Saved data entries:
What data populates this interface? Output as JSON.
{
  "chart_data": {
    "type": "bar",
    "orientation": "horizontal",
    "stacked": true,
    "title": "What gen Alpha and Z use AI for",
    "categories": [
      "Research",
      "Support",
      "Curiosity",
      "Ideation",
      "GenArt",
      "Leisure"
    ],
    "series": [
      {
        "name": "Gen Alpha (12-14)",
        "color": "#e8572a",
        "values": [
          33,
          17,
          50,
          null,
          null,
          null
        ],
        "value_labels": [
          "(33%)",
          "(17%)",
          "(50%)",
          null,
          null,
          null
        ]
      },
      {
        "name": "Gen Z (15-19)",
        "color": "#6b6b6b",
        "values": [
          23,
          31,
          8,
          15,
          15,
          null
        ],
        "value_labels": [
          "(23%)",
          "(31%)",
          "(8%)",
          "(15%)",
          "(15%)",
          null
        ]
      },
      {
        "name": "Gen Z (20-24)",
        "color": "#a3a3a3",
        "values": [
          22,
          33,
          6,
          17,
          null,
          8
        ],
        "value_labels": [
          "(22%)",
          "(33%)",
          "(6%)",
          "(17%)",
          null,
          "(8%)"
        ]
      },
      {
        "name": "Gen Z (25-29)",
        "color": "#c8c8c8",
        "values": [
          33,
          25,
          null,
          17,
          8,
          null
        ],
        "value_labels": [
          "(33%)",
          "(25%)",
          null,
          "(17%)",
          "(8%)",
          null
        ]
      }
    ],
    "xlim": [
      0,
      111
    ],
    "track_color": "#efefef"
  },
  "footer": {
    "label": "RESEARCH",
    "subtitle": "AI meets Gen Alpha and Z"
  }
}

**INSTRUCTIONS TO FOLLOW**
Print out every record again, exactly and in full.

**THE RESULT**
What data populates this interface? Output as JSON.
{
  "chart_data": {
    "type": "bar",
    "orientation": "horizontal",
    "stacked": true,
    "title": "What gen Alpha and Z use AI for",
    "categories": [
      "Research",
      "Support",
      "Curiosity",
      "Ideation",
      "GenArt",
      "Leisure"
    ],
    "series": [
      {
        "name": "Gen Alpha (12-14)",
        "color": "#e8572a",
        "values": [
          33,
          17,
          50,
          null,
          null,
          null
        ],
        "value_labels": [
          "(33%)",
          "(17%)",
          "(50%)",
          null,
          null,
          null
        ]
      },
      {
        "name": "Gen Z (15-19)",
        "color": "#6b6b6b",
        "values": [
          23,
          31,
          8,
          15,
          15,
          null
        ],
        "value_labels": [
          "(23%)",
          "(31%)",
          "(8%)",
          "(15%)",
          "(15%)",
          null
        ]
      },
      {
        "name": "Gen Z (20-24)",
        "color": "#a3a3a3",
        "values": [
          22,
          33,
          6,
          17,
          null,
          8
        ],
        "value_labels": [
          "(22%)",
          "(33%)",
          "(6%)",
          "(17%)",
          null,
          "(8%)"
        ]
      },
      {
        "name": "Gen Z (25-29)",
        "color": "#c8c8c8",
        "values": [
          33,
          25,
          null,
          17,
          8,
          null
        ],
        "value_labels": [
          "(33%)",
          "(25%)",
          null,
          "(17%)",
          "(8%)",
          null
        ]
      }
    ],
    "xlim": [
      0,
      111
    ],
    "track_color": "#efefef"
  },
  "footer": {
    "label": "RESEARCH",
    "subtitle": "AI meets Gen Alpha and Z"
  }
}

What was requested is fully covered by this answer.